[start]
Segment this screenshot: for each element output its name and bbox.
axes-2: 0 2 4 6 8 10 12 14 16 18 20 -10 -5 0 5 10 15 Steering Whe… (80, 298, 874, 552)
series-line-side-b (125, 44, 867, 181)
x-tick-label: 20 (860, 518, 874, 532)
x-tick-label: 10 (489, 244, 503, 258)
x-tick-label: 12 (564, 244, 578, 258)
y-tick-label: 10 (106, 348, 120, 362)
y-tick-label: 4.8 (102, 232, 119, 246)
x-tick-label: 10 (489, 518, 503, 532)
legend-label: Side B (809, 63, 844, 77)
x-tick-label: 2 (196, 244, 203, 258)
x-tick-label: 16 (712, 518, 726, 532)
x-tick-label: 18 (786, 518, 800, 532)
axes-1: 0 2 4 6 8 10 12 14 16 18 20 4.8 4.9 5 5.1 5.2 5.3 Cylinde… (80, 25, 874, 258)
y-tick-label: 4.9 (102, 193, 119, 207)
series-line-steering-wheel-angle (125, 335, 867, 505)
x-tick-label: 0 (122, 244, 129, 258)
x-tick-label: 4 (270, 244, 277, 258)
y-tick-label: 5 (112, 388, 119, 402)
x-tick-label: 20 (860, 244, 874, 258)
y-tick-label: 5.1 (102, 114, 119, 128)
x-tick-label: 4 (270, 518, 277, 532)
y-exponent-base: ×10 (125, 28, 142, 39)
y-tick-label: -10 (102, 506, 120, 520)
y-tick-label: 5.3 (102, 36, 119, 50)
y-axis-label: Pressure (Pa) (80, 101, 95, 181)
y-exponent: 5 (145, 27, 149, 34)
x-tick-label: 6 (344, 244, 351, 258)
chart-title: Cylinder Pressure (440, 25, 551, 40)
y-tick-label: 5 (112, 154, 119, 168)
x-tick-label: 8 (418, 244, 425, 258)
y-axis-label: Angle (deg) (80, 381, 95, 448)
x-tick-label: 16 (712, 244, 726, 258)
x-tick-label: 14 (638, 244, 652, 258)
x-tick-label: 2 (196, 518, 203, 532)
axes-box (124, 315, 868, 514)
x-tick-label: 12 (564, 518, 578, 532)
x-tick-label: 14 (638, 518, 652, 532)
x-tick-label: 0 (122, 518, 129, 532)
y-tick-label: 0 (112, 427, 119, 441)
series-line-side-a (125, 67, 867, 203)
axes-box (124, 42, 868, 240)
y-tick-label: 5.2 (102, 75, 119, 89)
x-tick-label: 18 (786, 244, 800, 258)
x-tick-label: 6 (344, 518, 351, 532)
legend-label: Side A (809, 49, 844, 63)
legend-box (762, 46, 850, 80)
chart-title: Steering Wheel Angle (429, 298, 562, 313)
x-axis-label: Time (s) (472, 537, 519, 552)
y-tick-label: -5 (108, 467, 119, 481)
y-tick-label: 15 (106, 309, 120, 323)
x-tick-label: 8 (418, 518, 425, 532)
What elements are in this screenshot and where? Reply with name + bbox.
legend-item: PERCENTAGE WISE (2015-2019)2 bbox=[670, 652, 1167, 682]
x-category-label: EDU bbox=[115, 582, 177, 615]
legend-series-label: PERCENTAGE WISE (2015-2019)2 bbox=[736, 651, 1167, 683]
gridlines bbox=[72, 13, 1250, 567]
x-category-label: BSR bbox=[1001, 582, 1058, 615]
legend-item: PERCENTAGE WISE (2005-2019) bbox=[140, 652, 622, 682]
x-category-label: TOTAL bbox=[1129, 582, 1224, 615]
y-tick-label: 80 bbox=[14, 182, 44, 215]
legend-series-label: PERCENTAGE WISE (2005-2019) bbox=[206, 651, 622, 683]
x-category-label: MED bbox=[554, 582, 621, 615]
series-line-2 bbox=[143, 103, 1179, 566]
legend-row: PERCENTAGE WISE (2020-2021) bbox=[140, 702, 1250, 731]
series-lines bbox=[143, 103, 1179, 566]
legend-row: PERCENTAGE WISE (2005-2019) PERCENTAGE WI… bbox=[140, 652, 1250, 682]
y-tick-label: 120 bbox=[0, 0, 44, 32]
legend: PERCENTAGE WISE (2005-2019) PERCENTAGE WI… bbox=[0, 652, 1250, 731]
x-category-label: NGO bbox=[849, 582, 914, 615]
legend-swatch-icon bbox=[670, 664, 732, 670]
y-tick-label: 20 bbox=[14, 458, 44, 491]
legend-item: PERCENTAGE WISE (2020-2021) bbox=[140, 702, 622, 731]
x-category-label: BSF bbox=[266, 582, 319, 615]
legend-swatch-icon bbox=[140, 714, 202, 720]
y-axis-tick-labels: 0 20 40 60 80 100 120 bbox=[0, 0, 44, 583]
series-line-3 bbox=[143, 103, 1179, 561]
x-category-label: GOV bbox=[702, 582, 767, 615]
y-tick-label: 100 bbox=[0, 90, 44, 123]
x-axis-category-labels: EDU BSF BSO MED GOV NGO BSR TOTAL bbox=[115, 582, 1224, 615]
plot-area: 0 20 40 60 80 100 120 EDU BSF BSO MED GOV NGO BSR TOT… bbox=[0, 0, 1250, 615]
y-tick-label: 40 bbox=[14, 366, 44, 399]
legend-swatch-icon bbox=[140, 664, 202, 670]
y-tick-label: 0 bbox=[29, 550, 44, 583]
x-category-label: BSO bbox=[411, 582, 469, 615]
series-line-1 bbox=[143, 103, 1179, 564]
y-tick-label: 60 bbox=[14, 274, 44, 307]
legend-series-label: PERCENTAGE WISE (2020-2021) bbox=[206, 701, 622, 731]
[end]
▸ **Aim**
Can you copy out every one of the entries above, line for line, without changing a single character?

▸ **Output for this exercise**
Segment this screenshot: for each element output its name and bbox.
axes-2: 0 2 4 6 8 10 12 14 16 18 20 -10 -5 0 5 10 15 Steering Whe… (80, 298, 874, 552)
series-line-side-b (125, 44, 867, 181)
x-tick-label: 20 (860, 518, 874, 532)
x-tick-label: 10 (489, 244, 503, 258)
x-tick-label: 12 (564, 244, 578, 258)
y-tick-label: 10 (106, 348, 120, 362)
y-tick-label: 4.8 (102, 232, 119, 246)
x-tick-label: 10 (489, 518, 503, 532)
legend-label: Side B (809, 63, 844, 77)
x-tick-label: 2 (196, 244, 203, 258)
x-tick-label: 16 (712, 518, 726, 532)
x-tick-label: 18 (786, 518, 800, 532)
axes-1: 0 2 4 6 8 10 12 14 16 18 20 4.8 4.9 5 5.1 5.2 5.3 Cylinde… (80, 25, 874, 258)
y-tick-label: 4.9 (102, 193, 119, 207)
series-line-steering-wheel-angle (125, 335, 867, 505)
x-tick-label: 0 (122, 244, 129, 258)
x-tick-label: 4 (270, 244, 277, 258)
y-tick-label: 5 (112, 388, 119, 402)
x-tick-label: 20 (860, 244, 874, 258)
y-tick-label: 5.1 (102, 114, 119, 128)
x-tick-label: 4 (270, 518, 277, 532)
y-exponent-base: ×10 (125, 28, 142, 39)
y-tick-label: -10 (102, 506, 120, 520)
y-tick-label: 5.3 (102, 36, 119, 50)
y-axis-label: Pressure (Pa) (80, 101, 95, 181)
y-exponent: 5 (145, 27, 149, 34)
x-tick-label: 6 (344, 244, 351, 258)
chart-title: Cylinder Pressure (440, 25, 551, 40)
y-tick-label: 5 (112, 154, 119, 168)
x-tick-label: 8 (418, 244, 425, 258)
y-axis-label: Angle (deg) (80, 381, 95, 448)
x-tick-label: 16 (712, 244, 726, 258)
x-tick-label: 14 (638, 244, 652, 258)
x-tick-label: 2 (196, 518, 203, 532)
axes-box (124, 315, 868, 514)
x-tick-label: 12 (564, 518, 578, 532)
x-tick-label: 14 (638, 518, 652, 532)
x-tick-label: 0 (122, 518, 129, 532)
y-tick-label: 0 (112, 427, 119, 441)
series-line-side-a (125, 67, 867, 203)
axes-box (124, 42, 868, 240)
y-tick-label: 5.2 (102, 75, 119, 89)
x-tick-label: 18 (786, 244, 800, 258)
x-tick-label: 6 (344, 518, 351, 532)
legend-label: Side A (809, 49, 844, 63)
legend-box (762, 46, 850, 80)
chart-title: Steering Wheel Angle (429, 298, 562, 313)
x-axis-label: Time (s) (472, 537, 519, 552)
y-tick-label: -5 (108, 467, 119, 481)
y-tick-label: 15 (106, 309, 120, 323)
x-tick-label: 8 (418, 518, 425, 532)
What elements are in this screenshot and where? Reply with name + bbox.
legend-item: PERCENTAGE WISE (2015-2019)2 bbox=[670, 652, 1167, 682]
x-category-label: EDU bbox=[115, 582, 177, 615]
legend-series-label: PERCENTAGE WISE (2015-2019)2 bbox=[736, 651, 1167, 683]
gridlines bbox=[72, 13, 1250, 567]
x-category-label: BSR bbox=[1001, 582, 1058, 615]
legend-item: PERCENTAGE WISE (2005-2019) bbox=[140, 652, 622, 682]
x-category-label: TOTAL bbox=[1129, 582, 1224, 615]
y-tick-label: 80 bbox=[14, 182, 44, 215]
legend-series-label: PERCENTAGE WISE (2005-2019) bbox=[206, 651, 622, 683]
x-category-label: MED bbox=[554, 582, 621, 615]
series-line-2 bbox=[143, 103, 1179, 566]
legend-row: PERCENTAGE WISE (2020-2021) bbox=[140, 702, 1250, 731]
series-lines bbox=[143, 103, 1179, 566]
legend-row: PERCENTAGE WISE (2005-2019) PERCENTAGE WI… bbox=[140, 652, 1250, 682]
y-tick-label: 120 bbox=[0, 0, 44, 32]
legend: PERCENTAGE WISE (2005-2019) PERCENTAGE WI… bbox=[0, 652, 1250, 731]
x-category-label: NGO bbox=[849, 582, 914, 615]
legend-swatch-icon bbox=[670, 664, 732, 670]
y-tick-label: 20 bbox=[14, 458, 44, 491]
legend-item: PERCENTAGE WISE (2020-2021) bbox=[140, 702, 622, 731]
x-category-label: BSF bbox=[266, 582, 319, 615]
legend-swatch-icon bbox=[140, 714, 202, 720]
y-axis-tick-labels: 0 20 40 60 80 100 120 bbox=[0, 0, 44, 583]
series-line-3 bbox=[143, 103, 1179, 561]
x-category-label: GOV bbox=[702, 582, 767, 615]
y-tick-label: 100 bbox=[0, 90, 44, 123]
x-axis-category-labels: EDU BSF BSO MED GOV NGO BSR TOTAL bbox=[115, 582, 1224, 615]
plot-area: 0 20 40 60 80 100 120 EDU BSF BSO MED GOV NGO BSR TOT… bbox=[0, 0, 1250, 615]
y-tick-label: 40 bbox=[14, 366, 44, 399]
legend-swatch-icon bbox=[140, 664, 202, 670]
y-tick-label: 0 bbox=[29, 550, 44, 583]
x-category-label: BSO bbox=[411, 582, 469, 615]
series-line-1 bbox=[143, 103, 1179, 564]
y-tick-label: 60 bbox=[14, 274, 44, 307]
legend-series-label: PERCENTAGE WISE (2020-2021) bbox=[206, 701, 622, 731]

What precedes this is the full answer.